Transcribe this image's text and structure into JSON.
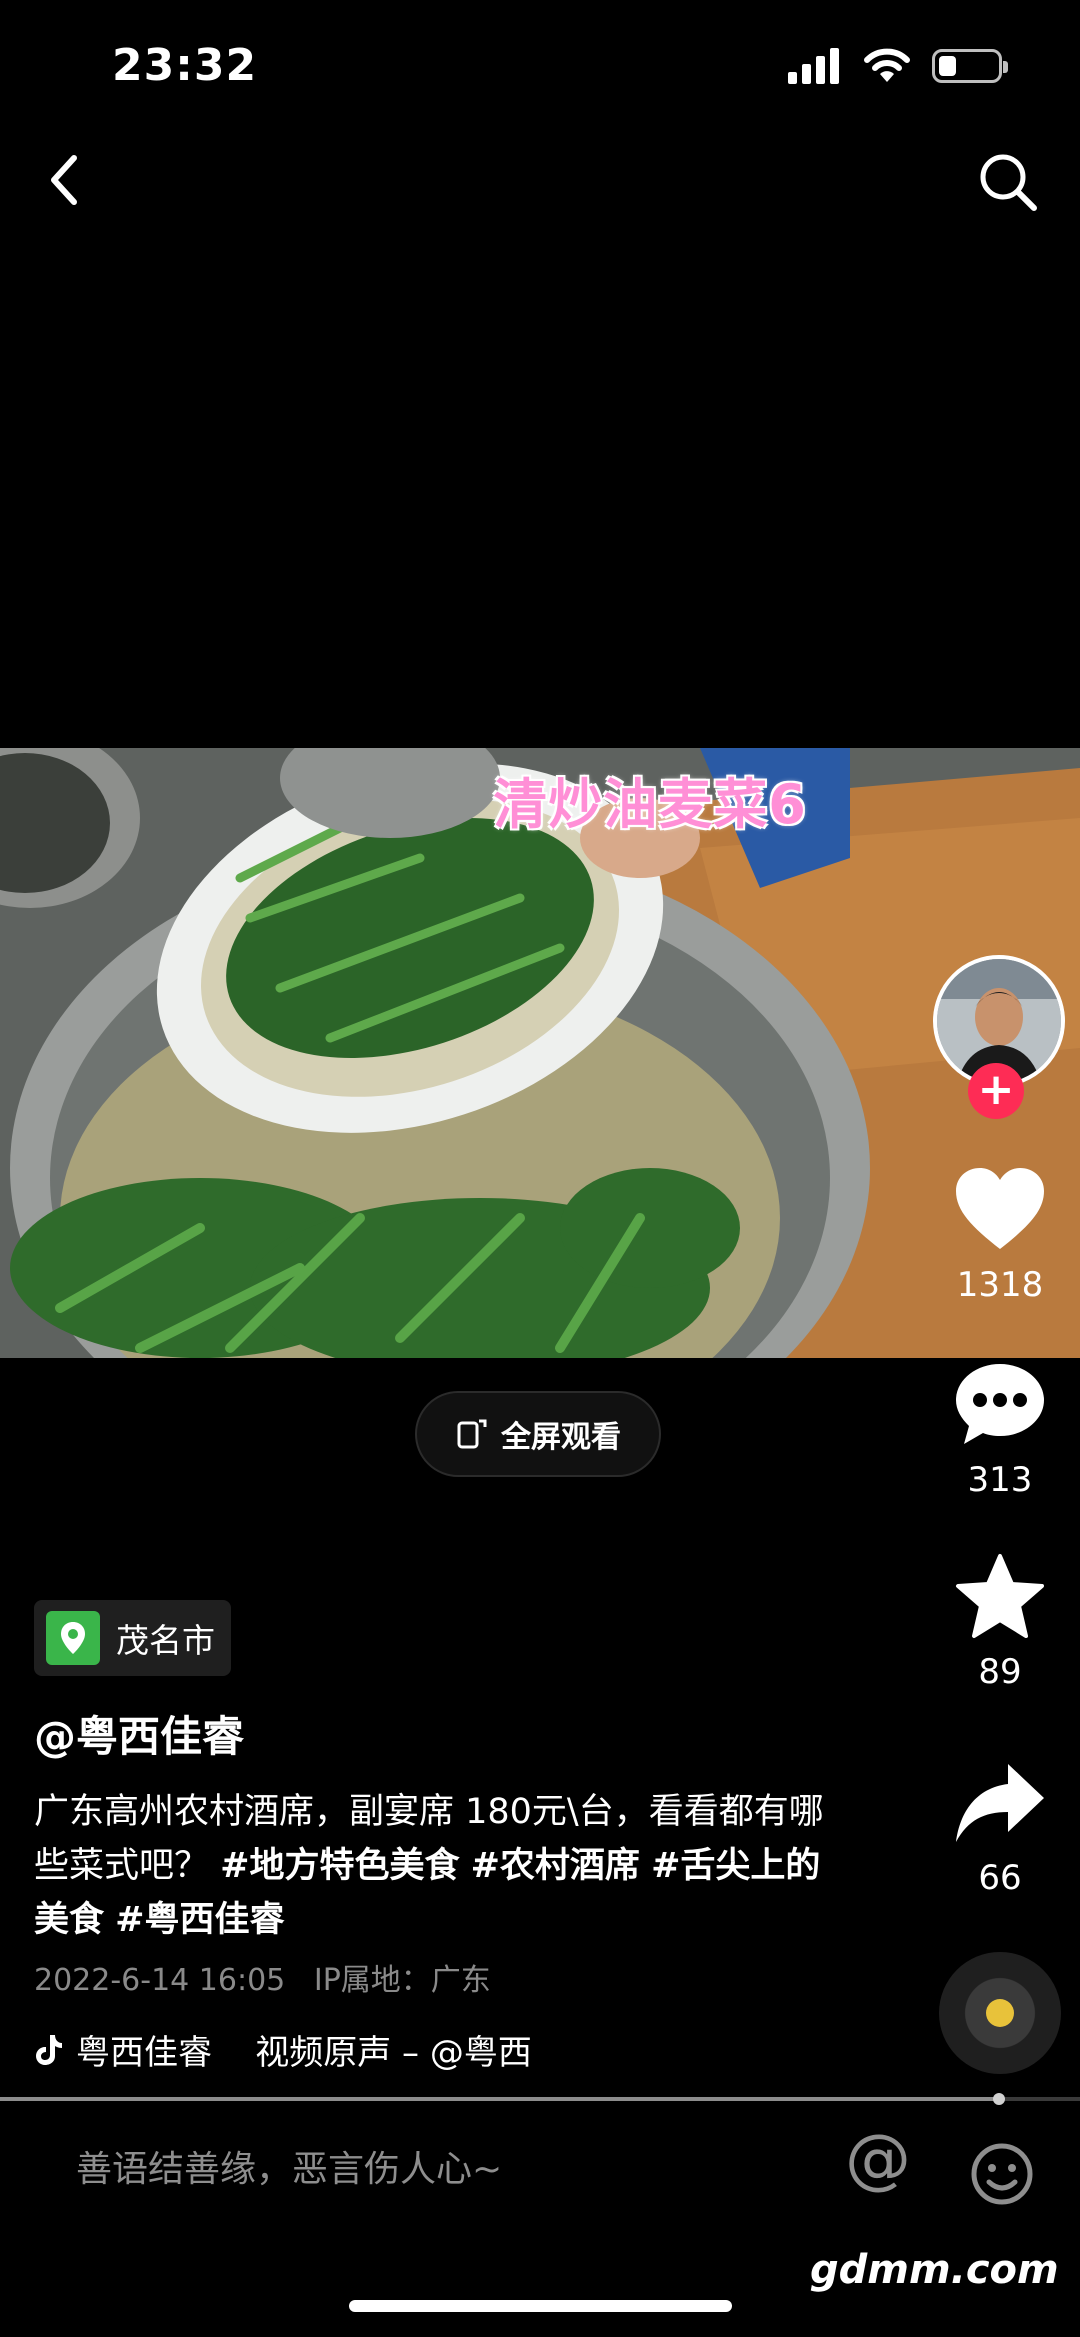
{
  "status_bar": {
    "time": "23:32",
    "battery_level": 0.3
  },
  "video": {
    "caption": "清炒油麦菜6"
  },
  "rail": {
    "likes": "1318",
    "comments": "313",
    "favorites": "89",
    "shares": "66"
  },
  "fullscreen_label": "全屏观看",
  "location": "茂名市",
  "author": "@粤西佳睿",
  "description": {
    "text": "广东高州农村酒席，副宴席 180元\\台，看看都有哪些菜式吧？ ",
    "tags": [
      "#地方特色美食",
      "#农村酒席",
      "#舌尖上的美食",
      "#粤西佳睿"
    ]
  },
  "meta_line": "2022-6-14 16:05   IP属地：广东",
  "music": "粤西佳睿    视频原声 – @粤西",
  "progress": 0.925,
  "comment_placeholder": "善语结善缘，恶言伤人心~",
  "at_symbol": "@",
  "watermark": "gdmm.com",
  "icons": [
    "back-icon",
    "search-icon",
    "signal-icon",
    "wifi-icon",
    "battery-icon",
    "heart-icon",
    "comment-icon",
    "star-icon",
    "share-icon",
    "location-pin-icon",
    "fullscreen-icon",
    "tiktok-note-icon",
    "emoji-icon",
    "music-disc-icon"
  ]
}
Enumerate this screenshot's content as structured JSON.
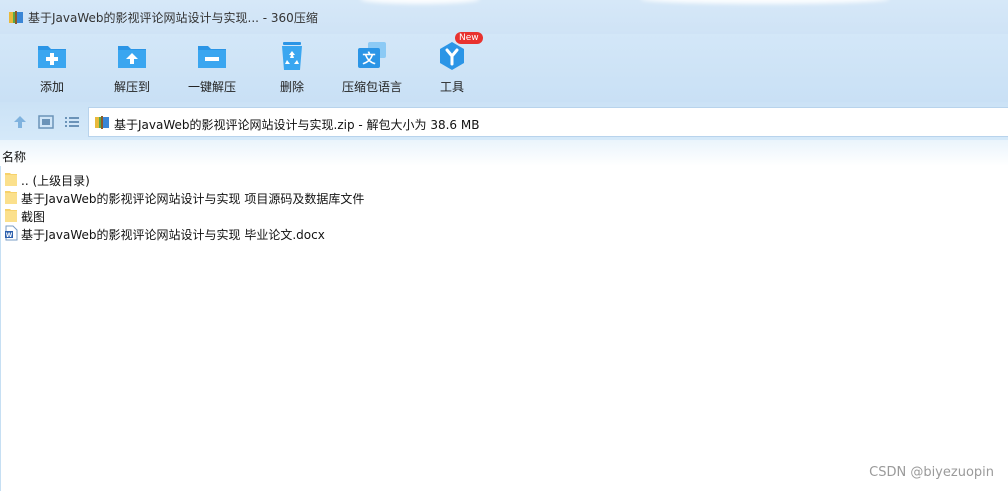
{
  "window": {
    "title": "基于JavaWeb的影视评论网站设计与实现... - 360压缩"
  },
  "toolbar": {
    "items": [
      {
        "label": "添加",
        "icon": "add-icon"
      },
      {
        "label": "解压到",
        "icon": "extract-to-icon"
      },
      {
        "label": "一键解压",
        "icon": "one-click-extract-icon"
      },
      {
        "label": "删除",
        "icon": "recycle-bin-icon"
      },
      {
        "label": "压缩包语言",
        "icon": "language-icon"
      },
      {
        "label": "工具",
        "icon": "tools-icon"
      }
    ],
    "new_badge": "New"
  },
  "address": {
    "text": "基于JavaWeb的影视评论网站设计与实现.zip - 解包大小为 38.6 MB"
  },
  "list": {
    "column_name": "名称",
    "rows": [
      {
        "name": ".. (上级目录)",
        "type": "folder"
      },
      {
        "name": "基于JavaWeb的影视评论网站设计与实现 项目源码及数据库文件",
        "type": "folder"
      },
      {
        "name": "截图",
        "type": "folder"
      },
      {
        "name": "基于JavaWeb的影视评论网站设计与实现 毕业论文.docx",
        "type": "docx"
      }
    ]
  },
  "watermark": "CSDN @biyezuopin",
  "colors": {
    "accent": "#1e8fe0",
    "toolbar_bg": "#cfe3f6",
    "folder": "#f7d26b",
    "badge": "#e8322f"
  }
}
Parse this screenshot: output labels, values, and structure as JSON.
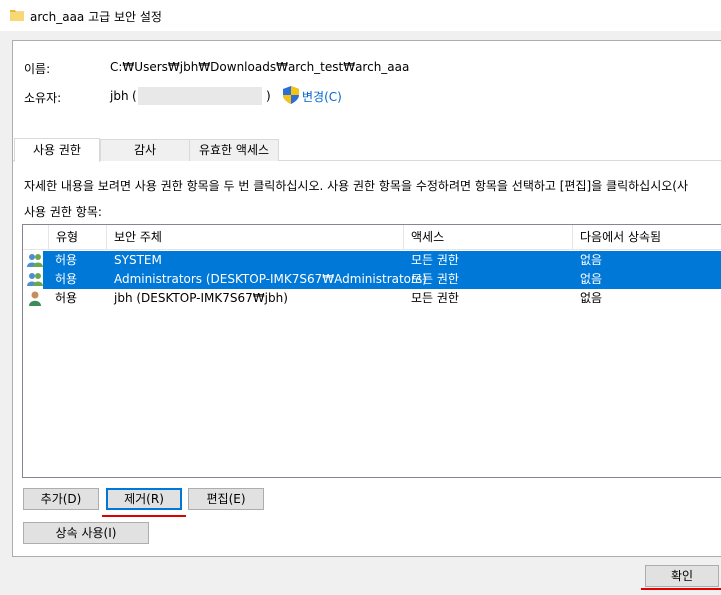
{
  "window": {
    "title": "arch_aaa 고급 보안 설정",
    "icon": "folder-icon"
  },
  "info": {
    "name_label": "이름:",
    "name_value": "C:₩Users₩jbh₩Downloads₩arch_test₩arch_aaa",
    "owner_label": "소유자:",
    "owner_value": "jbh",
    "owner_paren_open": "(",
    "owner_paren_close": ")",
    "change_label": "변경(C)"
  },
  "tabs": [
    {
      "label": "사용 권한"
    },
    {
      "label": "감사"
    },
    {
      "label": "유효한 액세스"
    }
  ],
  "description": "자세한 내용을 보려면 사용 권한 항목을 두 번 클릭하십시오. 사용 권한 항목을 수정하려면 항목을 선택하고 [편집]을 클릭하십시오(사",
  "list_label": "사용 권한 항목:",
  "columns": [
    "유형",
    "보안 주체",
    "액세스",
    "다음에서 상속됨"
  ],
  "entries": [
    {
      "type": "허용",
      "principal": "SYSTEM",
      "access": "모든 권한",
      "inherited": "없음",
      "selected": true,
      "icon": "group-icon"
    },
    {
      "type": "허용",
      "principal": "Administrators (DESKTOP-IMK7S67₩Administrators)",
      "access": "모든 권한",
      "inherited": "없음",
      "selected": true,
      "icon": "group-icon"
    },
    {
      "type": "허용",
      "principal": "jbh (DESKTOP-IMK7S67₩jbh)",
      "access": "모든 권한",
      "inherited": "없음",
      "selected": false,
      "icon": "user-icon"
    }
  ],
  "buttons": {
    "add": "추가(D)",
    "remove": "제거(R)",
    "edit": "편집(E)",
    "inherit": "상속 사용(I)",
    "ok": "확인"
  },
  "colors": {
    "selection": "#0078d7",
    "link": "#0066cc",
    "highlight_underline": "#e00000"
  }
}
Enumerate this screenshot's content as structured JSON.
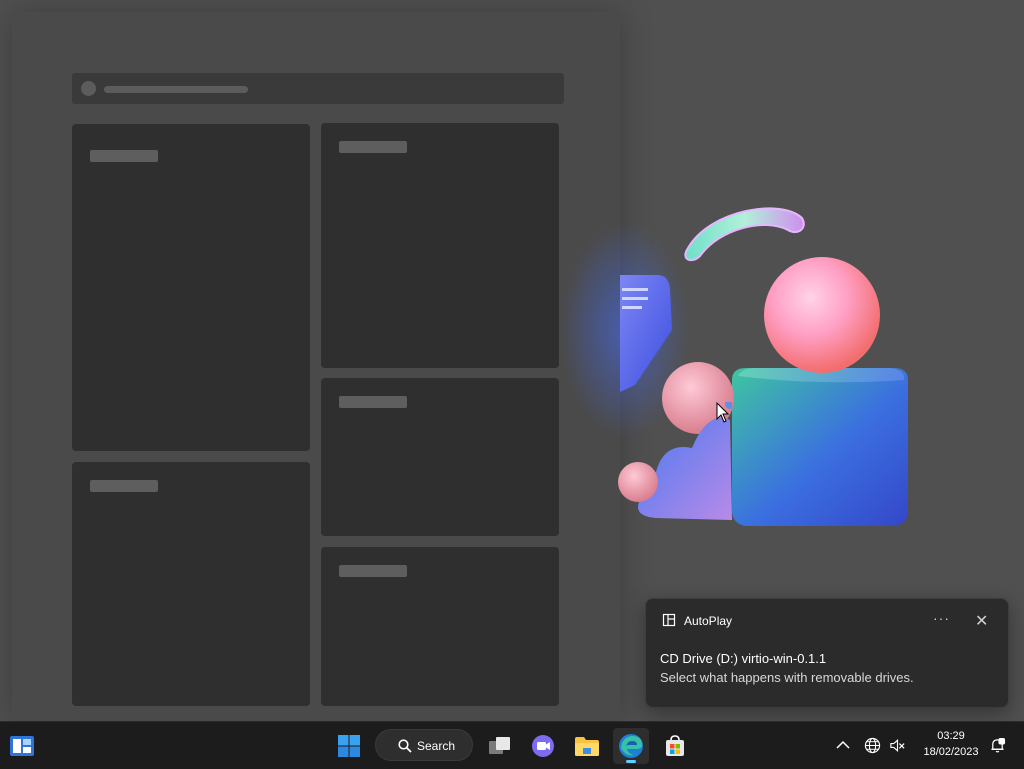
{
  "notification": {
    "app_name": "AutoPlay",
    "more_label": "···",
    "close_label": "✕",
    "title": "CD Drive (D:) virtio-win-0.1.1",
    "body": "Select what happens with removable drives."
  },
  "taskbar": {
    "search_label": "Search",
    "apps": [
      {
        "name": "start",
        "icon": "windows-logo-icon"
      },
      {
        "name": "task-view",
        "icon": "task-view-icon"
      },
      {
        "name": "chat",
        "icon": "teams-chat-icon"
      },
      {
        "name": "file-explorer",
        "icon": "folder-icon"
      },
      {
        "name": "edge",
        "icon": "edge-icon",
        "active": true
      },
      {
        "name": "microsoft-store",
        "icon": "store-icon"
      }
    ],
    "tray": {
      "time": "03:29",
      "date": "18/02/2023"
    }
  },
  "colors": {
    "accent": "#60cdff",
    "taskbar": "#1c1c1c",
    "toast_bg": "#2b2b2b"
  }
}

### INSTRUCTIONS TO FOLLOW
Pull every line containing the word "DESKTOP" out of the material.

### SOLVED EXERCISE
      "principal": "Administrators (DESKTOP-IMK7S67₩Administrators)",
      "principal": "jbh (DESKTOP-IMK7S67₩jbh)",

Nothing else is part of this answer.